The task
Write out the full listing exactly as given, minus the images.

Provided information
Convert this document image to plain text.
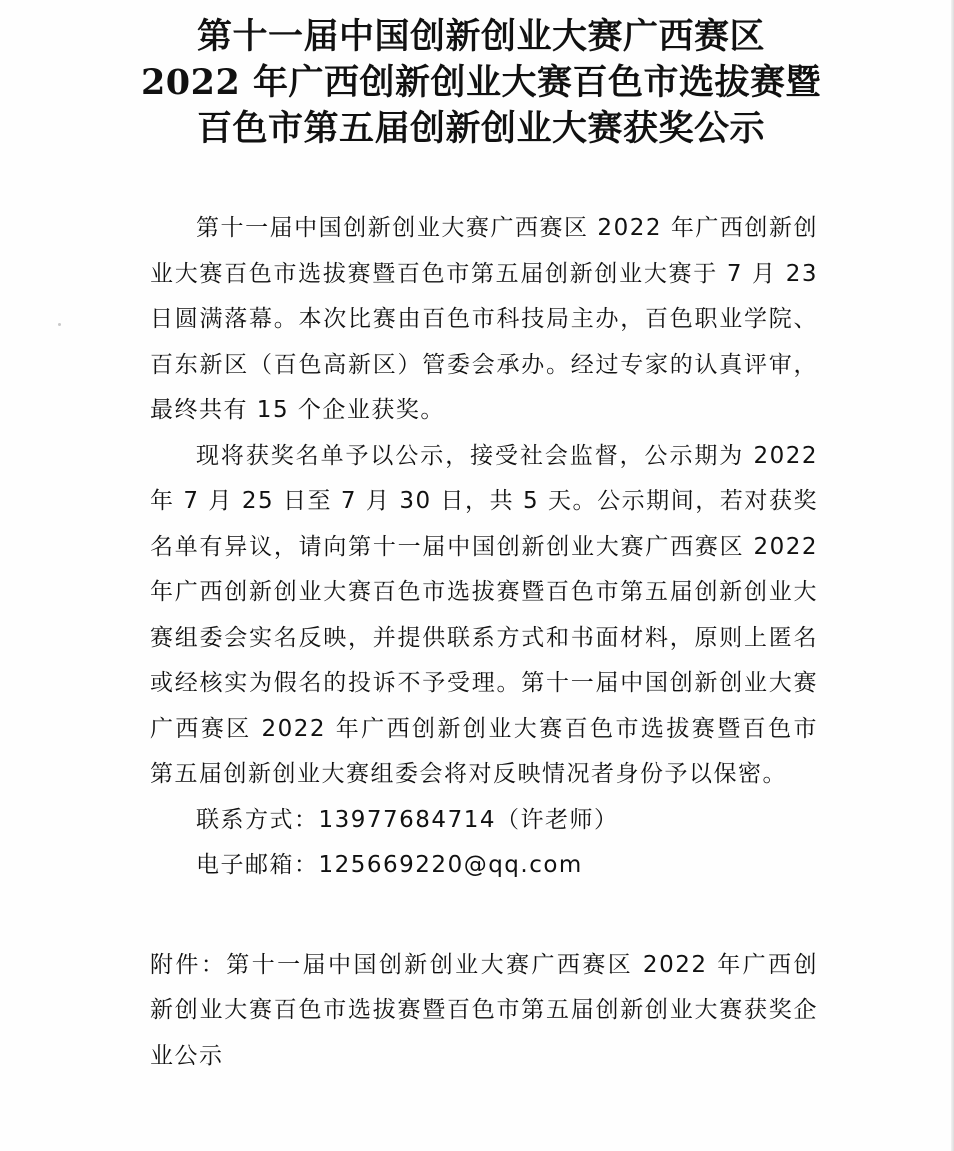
第十一届中国创新创业大赛广西赛区
2022 年广西创新创业大赛百色市选拔赛暨
百色市第五届创新创业大赛获奖公示

第十一届中国创新创业大赛广西赛区 2022 年广西创新创业大赛百色市选拔赛暨百色市第五届创新创业大赛于 7 月 23 日圆满落幕。本次比赛由百色市科技局主办，百色职业学院、百东新区（百色高新区）管委会承办。经过专家的认真评审，最终共有 15 个企业获奖。

现将获奖名单予以公示，接受社会监督，公示期为 2022 年 7 月 25 日至 7 月 30 日，共 5 天。公示期间，若对获奖名单有异议，请向第十一届中国创新创业大赛广西赛区 2022 年广西创新创业大赛百色市选拔赛暨百色市第五届创新创业大赛组委会实名反映，并提供联系方式和书面材料，原则上匿名或经核实为假名的投诉不予受理。第十一届中国创新创业大赛广西赛区 2022 年广西创新创业大赛百色市选拔赛暨百色市第五届创新创业大赛组委会将对反映情况者身份予以保密。

联系方式：13977684714（许老师）

电子邮箱：125669220@qq.com

附件：第十一届中国创新创业大赛广西赛区 2022 年广西创新创业大赛百色市选拔赛暨百色市第五届创新创业大赛获奖企业公示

Output for this exercise
Convert this document image to plain text.
第十一届中国创新创业大赛广西赛区
2022 年广西创新创业大赛百色市选拔赛暨
百色市第五届创新创业大赛获奖公示

第十一届中国创新创业大赛广西赛区 2022 年广西创新创业大赛百色市选拔赛暨百色市第五届创新创业大赛于 7 月 23 日圆满落幕。本次比赛由百色市科技局主办，百色职业学院、百东新区（百色高新区）管委会承办。经过专家的认真评审，最终共有 15 个企业获奖。

现将获奖名单予以公示，接受社会监督，公示期为 2022 年 7 月 25 日至 7 月 30 日，共 5 天。公示期间，若对获奖名单有异议，请向第十一届中国创新创业大赛广西赛区 2022 年广西创新创业大赛百色市选拔赛暨百色市第五届创新创业大赛组委会实名反映，并提供联系方式和书面材料，原则上匿名或经核实为假名的投诉不予受理。第十一届中国创新创业大赛广西赛区 2022 年广西创新创业大赛百色市选拔赛暨百色市第五届创新创业大赛组委会将对反映情况者身份予以保密。

联系方式：13977684714（许老师）

电子邮箱：125669220@qq.com

附件：第十一届中国创新创业大赛广西赛区 2022 年广西创新创业大赛百色市选拔赛暨百色市第五届创新创业大赛获奖企业公示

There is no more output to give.